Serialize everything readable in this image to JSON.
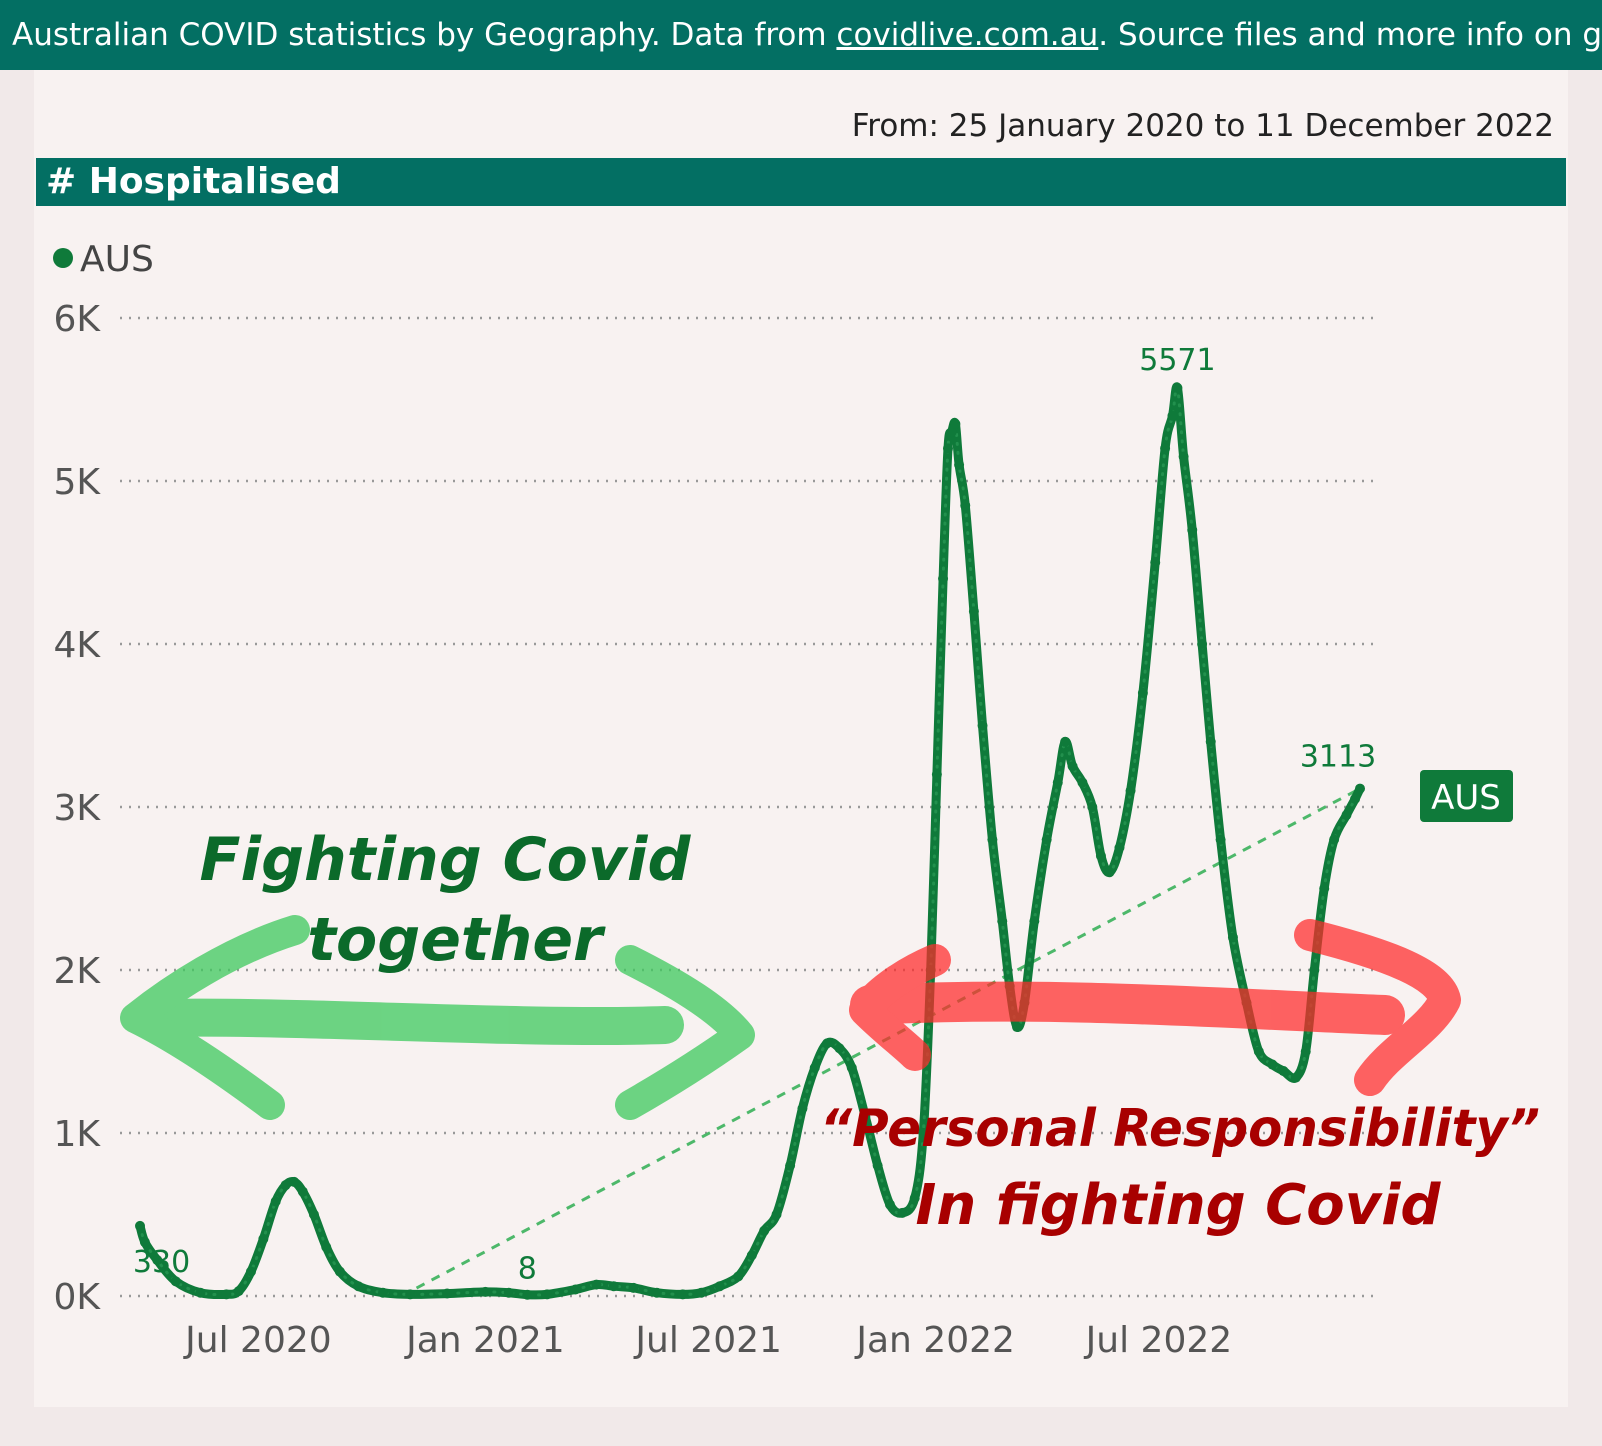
{
  "banner": {
    "text_before": "Australian COVID statistics by Geography. Data from ",
    "link": "covidlive.com.au",
    "text_after": ". Source files and more info on gi"
  },
  "date_range": "From: 25 January 2020 to 11 December 2022",
  "chart_header": "# Hospitalised",
  "colors": {
    "header_bg": "#036f63",
    "series": "#0f7a3a",
    "trend": "#4db86a",
    "annotation_green": "#3ec95e",
    "annotation_red": "#ff2a2a",
    "annotation_red_text": "#a80000",
    "annotation_green_text": "#0b6a2a"
  },
  "annotations": {
    "green_text_line1": "Fighting Covid",
    "green_text_line2": "together",
    "red_text_line1": "“Personal Responsibility”",
    "red_text_line2": "In fighting Covid"
  },
  "chart_data": {
    "type": "line",
    "title": "# Hospitalised",
    "legend": [
      {
        "name": "AUS",
        "color": "#0f7a3a"
      }
    ],
    "legend_position": "top-left",
    "ylim": [
      0,
      6000
    ],
    "y_ticks": [
      0,
      1000,
      2000,
      3000,
      4000,
      5000,
      6000
    ],
    "y_tick_labels": [
      "0K",
      "1K",
      "2K",
      "3K",
      "4K",
      "5K",
      "6K"
    ],
    "x_ticks": [
      "2020-07-01",
      "2021-01-01",
      "2021-07-01",
      "2022-01-01",
      "2022-07-01"
    ],
    "x_tick_labels": [
      "Jul 2020",
      "Jan 2021",
      "Jul 2021",
      "Jan 2022",
      "Jul 2022"
    ],
    "xlim": [
      "2020-03-27",
      "2022-12-11"
    ],
    "series": [
      {
        "name": "AUS",
        "points": [
          [
            "2020-03-27",
            430
          ],
          [
            "2020-03-31",
            330
          ],
          [
            "2020-04-10",
            220
          ],
          [
            "2020-04-25",
            90
          ],
          [
            "2020-05-15",
            20
          ],
          [
            "2020-06-05",
            10
          ],
          [
            "2020-06-15",
            30
          ],
          [
            "2020-06-25",
            150
          ],
          [
            "2020-07-05",
            350
          ],
          [
            "2020-07-15",
            580
          ],
          [
            "2020-07-23",
            680
          ],
          [
            "2020-07-30",
            700
          ],
          [
            "2020-08-06",
            640
          ],
          [
            "2020-08-15",
            500
          ],
          [
            "2020-08-25",
            300
          ],
          [
            "2020-09-05",
            150
          ],
          [
            "2020-09-20",
            60
          ],
          [
            "2020-10-10",
            20
          ],
          [
            "2020-11-01",
            10
          ],
          [
            "2020-12-01",
            15
          ],
          [
            "2021-01-01",
            25
          ],
          [
            "2021-01-20",
            20
          ],
          [
            "2021-02-04",
            8
          ],
          [
            "2021-02-20",
            10
          ],
          [
            "2021-03-15",
            40
          ],
          [
            "2021-04-01",
            70
          ],
          [
            "2021-04-15",
            60
          ],
          [
            "2021-05-01",
            50
          ],
          [
            "2021-05-20",
            20
          ],
          [
            "2021-06-10",
            10
          ],
          [
            "2021-06-25",
            20
          ],
          [
            "2021-07-10",
            60
          ],
          [
            "2021-07-25",
            120
          ],
          [
            "2021-08-05",
            250
          ],
          [
            "2021-08-15",
            400
          ],
          [
            "2021-08-25",
            500
          ],
          [
            "2021-09-05",
            800
          ],
          [
            "2021-09-15",
            1150
          ],
          [
            "2021-09-25",
            1400
          ],
          [
            "2021-10-05",
            1550
          ],
          [
            "2021-10-15",
            1520
          ],
          [
            "2021-10-25",
            1400
          ],
          [
            "2021-11-05",
            1100
          ],
          [
            "2021-11-15",
            800
          ],
          [
            "2021-11-25",
            560
          ],
          [
            "2021-12-05",
            510
          ],
          [
            "2021-12-15",
            600
          ],
          [
            "2021-12-22",
            1000
          ],
          [
            "2021-12-28",
            2000
          ],
          [
            "2022-01-02",
            3200
          ],
          [
            "2022-01-07",
            4400
          ],
          [
            "2022-01-11",
            5200
          ],
          [
            "2022-01-14",
            5300
          ],
          [
            "2022-01-17",
            5350
          ],
          [
            "2022-01-20",
            5100
          ],
          [
            "2022-01-25",
            4850
          ],
          [
            "2022-02-01",
            4200
          ],
          [
            "2022-02-08",
            3500
          ],
          [
            "2022-02-16",
            2800
          ],
          [
            "2022-02-24",
            2300
          ],
          [
            "2022-03-02",
            1900
          ],
          [
            "2022-03-08",
            1650
          ],
          [
            "2022-03-14",
            1800
          ],
          [
            "2022-03-22",
            2300
          ],
          [
            "2022-04-01",
            2800
          ],
          [
            "2022-04-10",
            3150
          ],
          [
            "2022-04-16",
            3400
          ],
          [
            "2022-04-22",
            3250
          ],
          [
            "2022-04-30",
            3150
          ],
          [
            "2022-05-08",
            3000
          ],
          [
            "2022-05-15",
            2700
          ],
          [
            "2022-05-22",
            2600
          ],
          [
            "2022-05-30",
            2750
          ],
          [
            "2022-06-08",
            3100
          ],
          [
            "2022-06-18",
            3700
          ],
          [
            "2022-06-28",
            4500
          ],
          [
            "2022-07-06",
            5200
          ],
          [
            "2022-07-12",
            5400
          ],
          [
            "2022-07-16",
            5571
          ],
          [
            "2022-07-21",
            5150
          ],
          [
            "2022-07-28",
            4700
          ],
          [
            "2022-08-05",
            4000
          ],
          [
            "2022-08-12",
            3400
          ],
          [
            "2022-08-20",
            2800
          ],
          [
            "2022-08-30",
            2200
          ],
          [
            "2022-09-10",
            1800
          ],
          [
            "2022-09-20",
            1500
          ],
          [
            "2022-10-01",
            1420
          ],
          [
            "2022-10-10",
            1380
          ],
          [
            "2022-10-20",
            1340
          ],
          [
            "2022-10-28",
            1500
          ],
          [
            "2022-11-04",
            2000
          ],
          [
            "2022-11-12",
            2500
          ],
          [
            "2022-11-20",
            2800
          ],
          [
            "2022-11-30",
            2950
          ],
          [
            "2022-12-07",
            3050
          ],
          [
            "2022-12-11",
            3113
          ]
        ]
      }
    ],
    "trend_line": {
      "from": [
        "2020-10-25",
        0
      ],
      "to": [
        "2022-12-11",
        3113
      ],
      "style": "dashed"
    },
    "data_labels": [
      {
        "date": "2020-03-31",
        "value": 330,
        "text": "330"
      },
      {
        "date": "2021-02-04",
        "value": 8,
        "text": "8"
      },
      {
        "date": "2022-07-16",
        "value": 5571,
        "text": "5571"
      },
      {
        "date": "2022-12-11",
        "value": 3113,
        "text": "3113"
      }
    ],
    "end_label": "AUS"
  }
}
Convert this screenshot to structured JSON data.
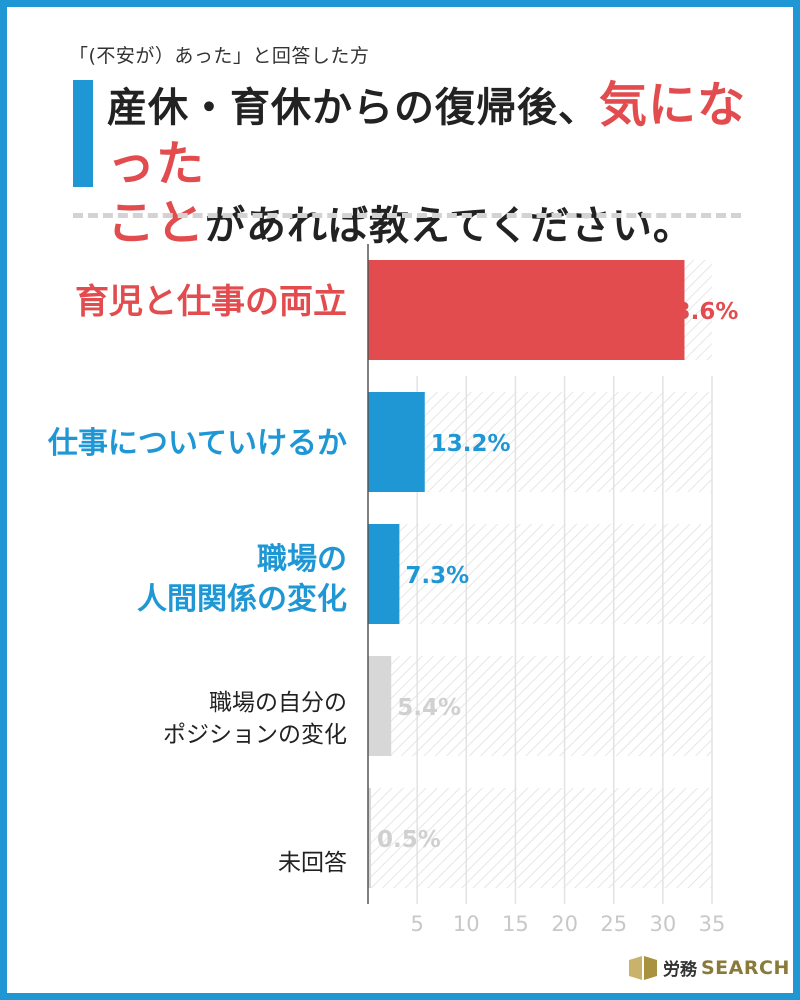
{
  "header": {
    "subtitle": "「(不安が）あった」と回答した方",
    "title_part1": "産休・育休からの復帰後、",
    "title_red1": "気になった",
    "title_red2": "こと",
    "title_part2": "があれば教えてください。"
  },
  "chart_data": {
    "type": "bar",
    "orientation": "horizontal",
    "categories": [
      "育児と仕事の両立",
      "仕事についていけるか",
      "職場の人間関係の変化",
      "職場の自分のポジションの変化",
      "未回答"
    ],
    "category_lines": [
      [
        "育児と仕事の両立"
      ],
      [
        "仕事についていけるか"
      ],
      [
        "職場の",
        "人間関係の変化"
      ],
      [
        "職場の自分の",
        "ポジションの変化"
      ],
      [
        "未回答"
      ]
    ],
    "values": [
      73.6,
      13.2,
      7.3,
      5.4,
      0.5
    ],
    "value_labels": [
      "73.6%",
      "13.2%",
      "7.3%",
      "5.4%",
      "0.5%"
    ],
    "colors": [
      "#e24c4f",
      "#1f97d4",
      "#1f97d4",
      "#d7d7d7",
      "#d7d7d7"
    ],
    "label_colors": [
      "#e24c4f",
      "#1f97d4",
      "#1f97d4",
      "#d0d0d0",
      "#d0d0d0"
    ],
    "x_ticks": [
      "5",
      "10",
      "15",
      "20",
      "25",
      "30",
      "35"
    ],
    "xlim": [
      0,
      80
    ],
    "grid": true
  },
  "logo": {
    "jp": "労務",
    "en": "SEARCH"
  }
}
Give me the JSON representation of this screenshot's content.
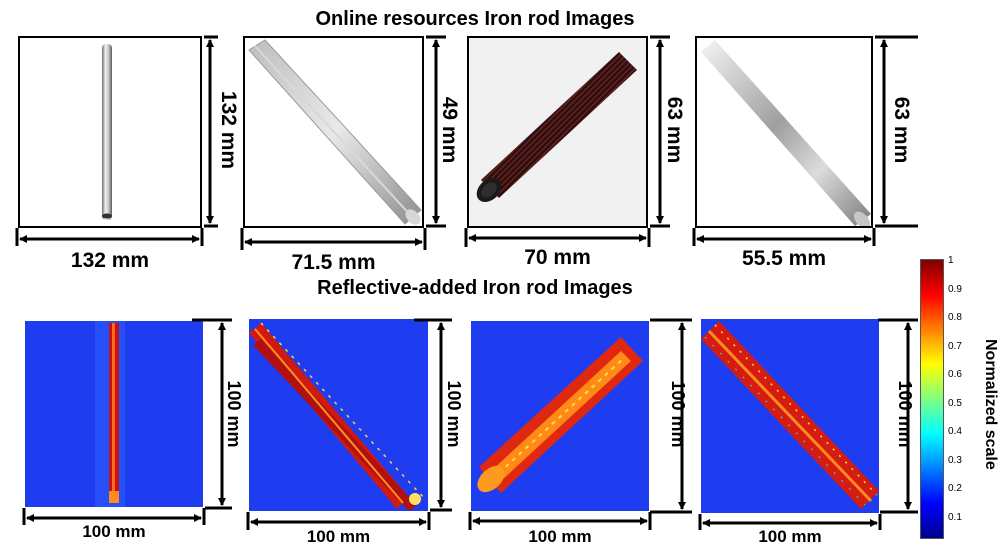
{
  "top_section": {
    "title": "Online resources Iron rod Images",
    "images": [
      {
        "width_label": "132 mm",
        "height_label": "132 mm"
      },
      {
        "width_label": "71.5 mm",
        "height_label": "49 mm"
      },
      {
        "width_label": "70 mm",
        "height_label": "63 mm"
      },
      {
        "width_label": "55.5 mm",
        "height_label": "63 mm"
      }
    ]
  },
  "bottom_section": {
    "title": "Reflective-added Iron rod Images",
    "images": [
      {
        "width_label": "100 mm",
        "height_label": "100 mm"
      },
      {
        "width_label": "100 mm",
        "height_label": "100 mm"
      },
      {
        "width_label": "100 mm",
        "height_label": "100 mm"
      },
      {
        "width_label": "100 mm",
        "height_label": "100 mm"
      }
    ]
  },
  "colorbar": {
    "title": "Normalized scale",
    "ticks": [
      "1",
      "0.9",
      "0.8",
      "0.7",
      "0.6",
      "0.5",
      "0.4",
      "0.3",
      "0.2",
      "0.1"
    ],
    "colors": [
      "#7f0000",
      "#ff0000",
      "#ff8000",
      "#ffff00",
      "#80ff80",
      "#00ffff",
      "#0080ff",
      "#0000ff",
      "#00008f"
    ]
  }
}
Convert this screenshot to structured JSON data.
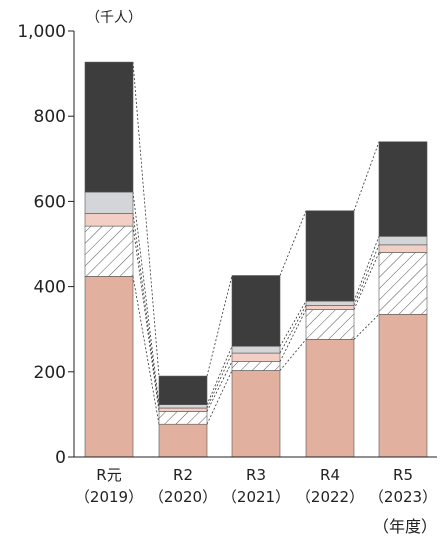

____________________

### [TASK OBJECTIVE]
Write out the lines of the listing from the one that holds "Give me the" to the very last line, both included, exactly as they appear and without any pictures.

### [TASK SOLUTION]
Give me the JSON representation of this screenshot's content.
{
  "top_section": {
    "title": "Online resources Iron rod Images",
    "images": [
      {
        "width_label": "132 mm",
        "height_label": "132 mm"
      },
      {
        "width_label": "71.5 mm",
        "height_label": "49 mm"
      },
      {
        "width_label": "70 mm",
        "height_label": "63 mm"
      },
      {
        "width_label": "55.5 mm",
        "height_label": "63 mm"
      }
    ]
  },
  "bottom_section": {
    "title": "Reflective-added Iron rod Images",
    "images": [
      {
        "width_label": "100 mm",
        "height_label": "100 mm"
      },
      {
        "width_label": "100 mm",
        "height_label": "100 mm"
      },
      {
        "width_label": "100 mm",
        "height_label": "100 mm"
      },
      {
        "width_label": "100 mm",
        "height_label": "100 mm"
      }
    ]
  },
  "colorbar": {
    "title": "Normalized scale",
    "ticks": [
      "1",
      "0.9",
      "0.8",
      "0.7",
      "0.6",
      "0.5",
      "0.4",
      "0.3",
      "0.2",
      "0.1"
    ],
    "colors": [
      "#7f0000",
      "#ff0000",
      "#ff8000",
      "#ffff00",
      "#80ff80",
      "#00ffff",
      "#0080ff",
      "#0000ff",
      "#00008f"
    ]
  }
}
Convert this screenshot to structured JSON data.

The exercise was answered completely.